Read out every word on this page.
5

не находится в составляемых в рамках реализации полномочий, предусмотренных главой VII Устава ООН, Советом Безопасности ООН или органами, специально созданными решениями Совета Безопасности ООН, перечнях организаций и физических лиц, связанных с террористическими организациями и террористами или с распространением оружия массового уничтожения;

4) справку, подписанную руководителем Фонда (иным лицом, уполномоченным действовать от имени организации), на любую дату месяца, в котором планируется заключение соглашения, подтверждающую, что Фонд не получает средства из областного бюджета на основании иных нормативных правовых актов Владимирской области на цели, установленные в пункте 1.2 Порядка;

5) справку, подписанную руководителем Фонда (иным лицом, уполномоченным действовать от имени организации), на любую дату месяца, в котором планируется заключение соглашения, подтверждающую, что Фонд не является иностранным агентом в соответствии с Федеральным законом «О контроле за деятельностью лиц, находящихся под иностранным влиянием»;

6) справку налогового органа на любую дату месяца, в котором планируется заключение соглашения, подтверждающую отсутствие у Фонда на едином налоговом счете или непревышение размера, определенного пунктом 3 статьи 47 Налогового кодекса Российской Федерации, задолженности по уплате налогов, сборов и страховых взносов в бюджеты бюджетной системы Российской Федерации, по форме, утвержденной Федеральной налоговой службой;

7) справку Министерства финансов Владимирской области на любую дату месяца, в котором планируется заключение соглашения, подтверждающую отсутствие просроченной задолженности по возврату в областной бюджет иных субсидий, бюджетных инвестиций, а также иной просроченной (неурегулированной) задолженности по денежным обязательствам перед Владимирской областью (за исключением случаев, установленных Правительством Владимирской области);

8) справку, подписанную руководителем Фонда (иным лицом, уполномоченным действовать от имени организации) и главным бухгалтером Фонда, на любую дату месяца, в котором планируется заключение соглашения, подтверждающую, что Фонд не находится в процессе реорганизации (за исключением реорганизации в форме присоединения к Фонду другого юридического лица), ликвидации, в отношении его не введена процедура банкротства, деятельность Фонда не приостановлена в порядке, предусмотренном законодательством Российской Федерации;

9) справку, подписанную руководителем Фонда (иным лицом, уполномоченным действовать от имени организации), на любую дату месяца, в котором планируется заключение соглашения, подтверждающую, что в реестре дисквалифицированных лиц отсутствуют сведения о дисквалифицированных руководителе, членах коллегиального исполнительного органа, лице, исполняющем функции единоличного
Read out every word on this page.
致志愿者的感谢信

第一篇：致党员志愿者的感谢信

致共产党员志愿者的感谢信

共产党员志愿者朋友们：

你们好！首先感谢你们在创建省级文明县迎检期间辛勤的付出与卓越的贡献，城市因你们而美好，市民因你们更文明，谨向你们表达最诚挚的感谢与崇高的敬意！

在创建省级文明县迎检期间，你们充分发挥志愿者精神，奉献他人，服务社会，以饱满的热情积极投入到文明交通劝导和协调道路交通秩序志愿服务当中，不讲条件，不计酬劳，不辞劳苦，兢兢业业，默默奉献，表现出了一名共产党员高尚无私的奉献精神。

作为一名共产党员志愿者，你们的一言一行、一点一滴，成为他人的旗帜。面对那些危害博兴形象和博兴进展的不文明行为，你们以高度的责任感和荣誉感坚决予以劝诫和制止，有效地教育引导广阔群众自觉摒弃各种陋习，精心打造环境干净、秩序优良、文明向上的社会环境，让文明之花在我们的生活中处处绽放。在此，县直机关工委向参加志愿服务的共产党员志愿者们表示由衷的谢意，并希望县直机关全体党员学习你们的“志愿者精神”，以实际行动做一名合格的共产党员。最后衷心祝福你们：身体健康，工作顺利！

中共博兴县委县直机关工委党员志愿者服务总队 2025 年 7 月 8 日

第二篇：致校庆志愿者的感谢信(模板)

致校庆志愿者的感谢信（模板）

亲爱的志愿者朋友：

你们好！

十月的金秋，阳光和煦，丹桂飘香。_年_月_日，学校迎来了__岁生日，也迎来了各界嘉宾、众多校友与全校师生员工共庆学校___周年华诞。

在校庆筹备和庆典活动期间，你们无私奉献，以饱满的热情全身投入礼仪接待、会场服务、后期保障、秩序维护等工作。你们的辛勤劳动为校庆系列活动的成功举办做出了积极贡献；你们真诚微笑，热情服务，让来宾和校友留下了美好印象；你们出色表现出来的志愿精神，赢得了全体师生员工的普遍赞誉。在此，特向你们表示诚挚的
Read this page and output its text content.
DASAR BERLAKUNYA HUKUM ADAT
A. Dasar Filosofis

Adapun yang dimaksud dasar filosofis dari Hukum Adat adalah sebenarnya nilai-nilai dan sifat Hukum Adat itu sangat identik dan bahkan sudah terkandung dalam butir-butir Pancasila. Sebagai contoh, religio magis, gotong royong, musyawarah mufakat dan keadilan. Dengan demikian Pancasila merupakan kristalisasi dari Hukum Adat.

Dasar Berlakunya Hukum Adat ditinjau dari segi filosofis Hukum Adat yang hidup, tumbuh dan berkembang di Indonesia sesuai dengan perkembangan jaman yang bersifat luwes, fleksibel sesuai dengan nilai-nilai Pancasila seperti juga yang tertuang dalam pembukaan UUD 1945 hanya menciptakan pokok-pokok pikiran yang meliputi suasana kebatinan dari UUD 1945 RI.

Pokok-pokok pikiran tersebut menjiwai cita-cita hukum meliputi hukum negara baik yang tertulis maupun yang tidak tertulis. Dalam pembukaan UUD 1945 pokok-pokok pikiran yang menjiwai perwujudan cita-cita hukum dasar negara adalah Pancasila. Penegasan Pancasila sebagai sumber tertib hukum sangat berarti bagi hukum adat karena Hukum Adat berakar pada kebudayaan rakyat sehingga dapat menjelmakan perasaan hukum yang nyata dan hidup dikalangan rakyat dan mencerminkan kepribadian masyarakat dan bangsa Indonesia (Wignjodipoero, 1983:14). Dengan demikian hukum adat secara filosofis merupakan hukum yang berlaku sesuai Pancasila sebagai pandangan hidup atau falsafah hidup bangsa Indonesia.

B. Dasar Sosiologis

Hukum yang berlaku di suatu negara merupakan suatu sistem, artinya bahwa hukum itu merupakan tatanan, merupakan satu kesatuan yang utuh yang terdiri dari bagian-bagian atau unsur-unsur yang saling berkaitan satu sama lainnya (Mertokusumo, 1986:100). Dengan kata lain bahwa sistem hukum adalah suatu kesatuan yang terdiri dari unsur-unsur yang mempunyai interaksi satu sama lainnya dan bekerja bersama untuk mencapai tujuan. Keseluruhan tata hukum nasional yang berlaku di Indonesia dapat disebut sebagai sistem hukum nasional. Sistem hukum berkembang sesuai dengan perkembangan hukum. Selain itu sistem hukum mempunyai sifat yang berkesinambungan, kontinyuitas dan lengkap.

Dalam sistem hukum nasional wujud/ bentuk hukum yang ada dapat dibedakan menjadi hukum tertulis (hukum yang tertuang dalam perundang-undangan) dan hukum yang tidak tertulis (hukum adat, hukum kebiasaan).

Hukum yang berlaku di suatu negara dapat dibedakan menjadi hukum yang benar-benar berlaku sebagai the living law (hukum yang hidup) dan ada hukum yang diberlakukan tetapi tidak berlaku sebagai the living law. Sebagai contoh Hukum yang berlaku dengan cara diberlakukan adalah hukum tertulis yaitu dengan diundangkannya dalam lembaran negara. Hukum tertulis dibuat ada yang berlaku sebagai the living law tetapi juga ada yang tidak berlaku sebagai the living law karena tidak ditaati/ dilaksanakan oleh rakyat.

Short problem.
All of the entries above should be written out again exactly.

Solution for this exercise.
Read out every word on this page.
5

не находится в составляемых в рамках реализации полномочий, предусмотренных главой VII Устава ООН, Советом Безопасности ООН или органами, специально созданными решениями Совета Безопасности ООН, перечнях организаций и физических лиц, связанных с террористическими организациями и террористами или с распространением оружия массового уничтожения;

4) справку, подписанную руководителем Фонда (иным лицом, уполномоченным действовать от имени организации), на любую дату месяца, в котором планируется заключение соглашения, подтверждающую, что Фонд не получает средства из областного бюджета на основании иных нормативных правовых актов Владимирской области на цели, установленные в пункте 1.2 Порядка;

5) справку, подписанную руководителем Фонда (иным лицом, уполномоченным действовать от имени организации), на любую дату месяца, в котором планируется заключение соглашения, подтверждающую, что Фонд не является иностранным агентом в соответствии с Федеральным законом «О контроле за деятельностью лиц, находящихся под иностранным влиянием»;

6) справку налогового органа на любую дату месяца, в котором планируется заключение соглашения, подтверждающую отсутствие у Фонда на едином налоговом счете или непревышение размера, определенного пунктом 3 статьи 47 Налогового кодекса Российской Федерации, задолженности по уплате налогов, сборов и страховых взносов в бюджеты бюджетной системы Российской Федерации, по форме, утвержденной Федеральной налоговой службой;

7) справку Министерства финансов Владимирской области на любую дату месяца, в котором планируется заключение соглашения, подтверждающую отсутствие просроченной задолженности по возврату в областной бюджет иных субсидий, бюджетных инвестиций, а также иной просроченной (неурегулированной) задолженности по денежным обязательствам перед Владимирской областью (за исключением случаев, установленных Правительством Владимирской области);

8) справку, подписанную руководителем Фонда (иным лицом, уполномоченным действовать от имени организации) и главным бухгалтером Фонда, на любую дату месяца, в котором планируется заключение соглашения, подтверждающую, что Фонд не находится в процессе реорганизации (за исключением реорганизации в форме присоединения к Фонду другого юридического лица), ликвидации, в отношении его не введена процедура банкротства, деятельность Фонда не приостановлена в порядке, предусмотренном законодательством Российской Федерации;

9) справку, подписанную руководителем Фонда (иным лицом, уполномоченным действовать от имени организации), на любую дату месяца, в котором планируется заключение соглашения, подтверждающую, что в реестре дисквалифицированных лиц отсутствуют сведения о дисквалифицированных руководителе, членах коллегиального исполнительного органа, лице, исполняющем функции единоличного
Read out every word on this page.
致志愿者的感谢信

第一篇：致党员志愿者的感谢信

致共产党员志愿者的感谢信

共产党员志愿者朋友们：

你们好！首先感谢你们在创建省级文明县迎检期间辛勤的付出与卓越的贡献，城市因你们而美好，市民因你们更文明，谨向你们表达最诚挚的感谢与崇高的敬意！

在创建省级文明县迎检期间，你们充分发挥志愿者精神，奉献他人，服务社会，以饱满的热情积极投入到文明交通劝导和协调道路交通秩序志愿服务当中，不讲条件，不计酬劳，不辞劳苦，兢兢业业，默默奉献，表现出了一名共产党员高尚无私的奉献精神。

作为一名共产党员志愿者，你们的一言一行、一点一滴，成为他人的旗帜。面对那些危害博兴形象和博兴进展的不文明行为，你们以高度的责任感和荣誉感坚决予以劝诫和制止，有效地教育引导广阔群众自觉摒弃各种陋习，精心打造环境干净、秩序优良、文明向上的社会环境，让文明之花在我们的生活中处处绽放。在此，县直机关工委向参加志愿服务的共产党员志愿者们表示由衷的谢意，并希望县直机关全体党员学习你们的“志愿者精神”，以实际行动做一名合格的共产党员。最后衷心祝福你们：身体健康，工作顺利！

中共博兴县委县直机关工委党员志愿者服务总队 2025 年 7 月 8 日

第二篇：致校庆志愿者的感谢信(模板)

致校庆志愿者的感谢信（模板）

亲爱的志愿者朋友：

你们好！

十月的金秋，阳光和煦，丹桂飘香。_年_月_日，学校迎来了__岁生日，也迎来了各界嘉宾、众多校友与全校师生员工共庆学校___周年华诞。

在校庆筹备和庆典活动期间，你们无私奉献，以饱满的热情全身投入礼仪接待、会场服务、后期保障、秩序维护等工作。你们的辛勤劳动为校庆系列活动的成功举办做出了积极贡献；你们真诚微笑，热情服务，让来宾和校友留下了美好印象；你们出色表现出来的志愿精神，赢得了全体师生员工的普遍赞誉。在此，特向你们表示诚挚的
Read this page and output its text content.
DASAR BERLAKUNYA HUKUM ADAT
A. Dasar Filosofis

Adapun yang dimaksud dasar filosofis dari Hukum Adat adalah sebenarnya nilai-nilai dan sifat Hukum Adat itu sangat identik dan bahkan sudah terkandung dalam butir-butir Pancasila. Sebagai contoh, religio magis, gotong royong, musyawarah mufakat dan keadilan. Dengan demikian Pancasila merupakan kristalisasi dari Hukum Adat.

Dasar Berlakunya Hukum Adat ditinjau dari segi filosofis Hukum Adat yang hidup, tumbuh dan berkembang di Indonesia sesuai dengan perkembangan jaman yang bersifat luwes, fleksibel sesuai dengan nilai-nilai Pancasila seperti juga yang tertuang dalam pembukaan UUD 1945 hanya menciptakan pokok-pokok pikiran yang meliputi suasana kebatinan dari UUD 1945 RI.

Pokok-pokok pikiran tersebut menjiwai cita-cita hukum meliputi hukum negara baik yang tertulis maupun yang tidak tertulis. Dalam pembukaan UUD 1945 pokok-pokok pikiran yang menjiwai perwujudan cita-cita hukum dasar negara adalah Pancasila. Penegasan Pancasila sebagai sumber tertib hukum sangat berarti bagi hukum adat karena Hukum Adat berakar pada kebudayaan rakyat sehingga dapat menjelmakan perasaan hukum yang nyata dan hidup dikalangan rakyat dan mencerminkan kepribadian masyarakat dan bangsa Indonesia (Wignjodipoero, 1983:14). Dengan demikian hukum adat secara filosofis merupakan hukum yang berlaku sesuai Pancasila sebagai pandangan hidup atau falsafah hidup bangsa Indonesia.

B. Dasar Sosiologis

Hukum yang berlaku di suatu negara merupakan suatu sistem, artinya bahwa hukum itu merupakan tatanan, merupakan satu kesatuan yang utuh yang terdiri dari bagian-bagian atau unsur-unsur yang saling berkaitan satu sama lainnya (Mertokusumo, 1986:100). Dengan kata lain bahwa sistem hukum adalah suatu kesatuan yang terdiri dari unsur-unsur yang mempunyai interaksi satu sama lainnya dan bekerja bersama untuk mencapai tujuan. Keseluruhan tata hukum nasional yang berlaku di Indonesia dapat disebut sebagai sistem hukum nasional. Sistem hukum berkembang sesuai dengan perkembangan hukum. Selain itu sistem hukum mempunyai sifat yang berkesinambungan, kontinyuitas dan lengkap.

Dalam sistem hukum nasional wujud/ bentuk hukum yang ada dapat dibedakan menjadi hukum tertulis (hukum yang tertuang dalam perundang-undangan) dan hukum yang tidak tertulis (hukum adat, hukum kebiasaan).

Hukum yang berlaku di suatu negara dapat dibedakan menjadi hukum yang benar-benar berlaku sebagai the living law (hukum yang hidup) dan ada hukum yang diberlakukan tetapi tidak berlaku sebagai the living law. Sebagai contoh Hukum yang berlaku dengan cara diberlakukan adalah hukum tertulis yaitu dengan diundangkannya dalam lembaran negara. Hukum tertulis dibuat ada yang berlaku sebagai the living law tetapi juga ada yang tidak berlaku sebagai the living law karena tidak ditaati/ dilaksanakan oleh rakyat.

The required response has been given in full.